EXERCISE — Read the lines that follow and pick out every one containing the word "законодательством".

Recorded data

═══

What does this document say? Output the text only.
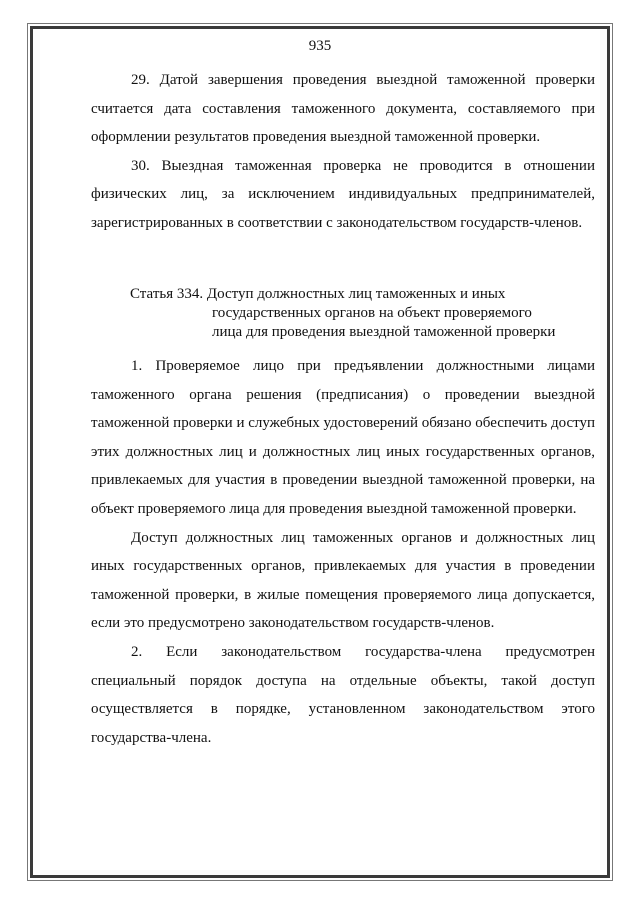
935

29. Датой завершения проведения выездной таможенной проверки считается дата составления таможенного документа, составляемого при оформлении результатов проведения выездной таможенной проверки.

30. Выездная таможенная проверка не проводится в отношении физических лиц, за исключением индивидуальных предпринимателей, зарегистрированных в соответствии с законодательством государств-членов.

Статья 334. Доступ должностных лиц таможенных и иных

государственных органов на объект проверяемого

лица для проведения выездной таможенной проверки

1. Проверяемое лицо при предъявлении должностными лицами таможенного органа решения (предписания) о проведении выездной таможенной проверки и служебных удостоверений обязано обеспечить доступ этих должностных лиц и должностных лиц иных государственных органов, привлекаемых для участия в проведении выездной таможенной проверки, на объект проверяемого лица для проведения выездной таможенной проверки.

Доступ должностных лиц таможенных органов и должностных лиц иных государственных органов, привлекаемых для участия в проведении таможенной проверки, в жилые помещения проверяемого лица допускается, если это предусмотрено законодательством государств-членов.

2. Если законодательством государства-члена предусмотрен специальный порядок доступа на отдельные объекты, такой доступ осуществляется в порядке, установленном законодательством этого государства-члена.
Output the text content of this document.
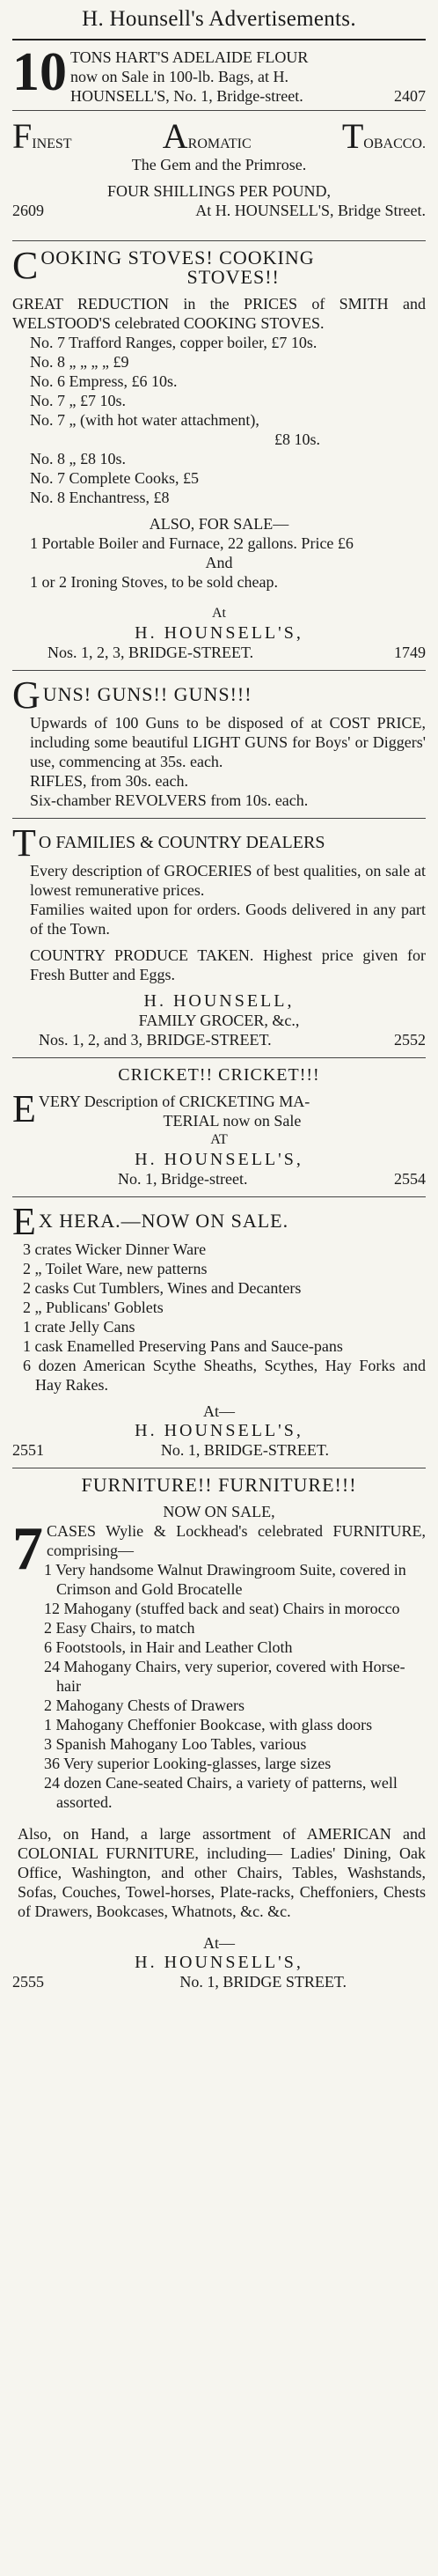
H. Hounsell's Advertisements.
10 TONS HART'S ADELAIDE FLOUR
now on Sale in 100-lb. Bags, at H.
HOUNSELL'S, No. 1, Bridge-street.	2407
FINEST	AROMATIC	TOBACCO.
The Gem and the Primrose.
FOUR SHILLINGS PER POUND,
2609	At H. HOUNSELL'S, Bridge Street.
C OOKING STOVES! COOKING
STOVES!!
GREAT REDUCTION in the PRICES of SMITH and WELSTOOD'S celebrated COOKING STOVES.
No. 7 Trafford Ranges, copper boiler, £7 10s.
No. 8 „ „ „ „ £9
No. 6 Empress, £6 10s.
No. 7 „ £7 10s.
No. 7 „ (with hot water attachment),
£8 10s.
No. 8 „ £8 10s.
No. 7 Complete Cooks, £5
No. 8 Enchantress, £8
ALSO, FOR SALE—
1 Portable Boiler and Furnace, 22 gallons. Price £6
And
1 or 2 Ironing Stoves, to be sold cheap.
At
H. HOUNSELL'S,
Nos. 1, 2, 3, BRIDGE-STREET.	1749
G UNS! GUNS!! GUNS!!!
Upwards of 100 Guns to be disposed of at COST PRICE, including some beautiful LIGHT GUNS for Boys' or Diggers' use, commencing at 35s. each.
RIFLES, from 30s. each.
Six-chamber REVOLVERS from 10s. each.
T O FAMILIES & COUNTRY DEALERS
Every description of GROCERIES of best qualities, on sale at lowest remunerative prices.
Families waited upon for orders. Goods delivered in any part of the Town.
COUNTRY PRODUCE TAKEN. Highest price given for Fresh Butter and Eggs.
H. HOUNSELL,
FAMILY GROCER, &c.,
Nos. 1, 2, and 3, BRIDGE-STREET.	2552
CRICKET!! CRICKET!!!
E VERY Description of CRICKETING MA-
TERIAL now on Sale
AT
H. HOUNSELL'S,
No. 1, Bridge-street.	2554
E X HERA.—NOW ON SALE.
3 crates Wicker Dinner Ware
2 „ Toilet Ware, new patterns
2 casks Cut Tumblers, Wines and Decanters
2 „ Publicans' Goblets
1 crate Jelly Cans
1 cask Enamelled Preserving Pans and Sauce-pans
6 dozen American Scythe Sheaths, Scythes, Hay Forks and Hay Rakes.
At—
H. HOUNSELL'S,
2551	No. 1, BRIDGE-STREET.
FURNITURE!! FURNITURE!!!
NOW ON SALE,
7 CASES Wylie & Lockhead's celebrated FURNITURE, comprising—
1 Very handsome Walnut Drawingroom Suite, covered in Crimson and Gold Brocatelle
12 Mahogany (stuffed back and seat) Chairs in morocco
2 Easy Chairs, to match
6 Footstools, in Hair and Leather Cloth
24 Mahogany Chairs, very superior, covered with Horse-hair
2 Mahogany Chests of Drawers
1 Mahogany Cheffonier Bookcase, with glass doors
3 Spanish Mahogany Loo Tables, various
36 Very superior Looking-glasses, large sizes
24 dozen Cane-seated Chairs, a variety of patterns, well assorted.
Also, on Hand, a large assortment of AMERICAN and COLONIAL FURNITURE, including— Ladies' Dining, Oak Office, Washington, and other Chairs, Tables, Washstands, Sofas, Couches, Towel-horses, Plate-racks, Cheffoniers, Chests of Drawers, Bookcases, Whatnots, &c. &c.
At—
H. HOUNSELL'S,
2555	No. 1, BRIDGE STREET.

═══

SOLUTION FOR THIS TASK —
30. Выездная таможенная проверка не проводится в отношении физических лиц, за исключением индивидуальных предпринимателей, зарегистрированных в соответствии с законодательством государств-членов.
Доступ должностных лиц таможенных органов и должностных лиц иных государственных органов, привлекаемых для участия в проведении таможенной проверки, в жилые помещения проверяемого лица допускается, если это предусмотрено законодательством государств-членов.
2. Если законодательством государства-члена предусмотрен специальный порядок доступа на отдельные объекты, такой доступ осуществляется в порядке, установленном законодательством этого государства-члена.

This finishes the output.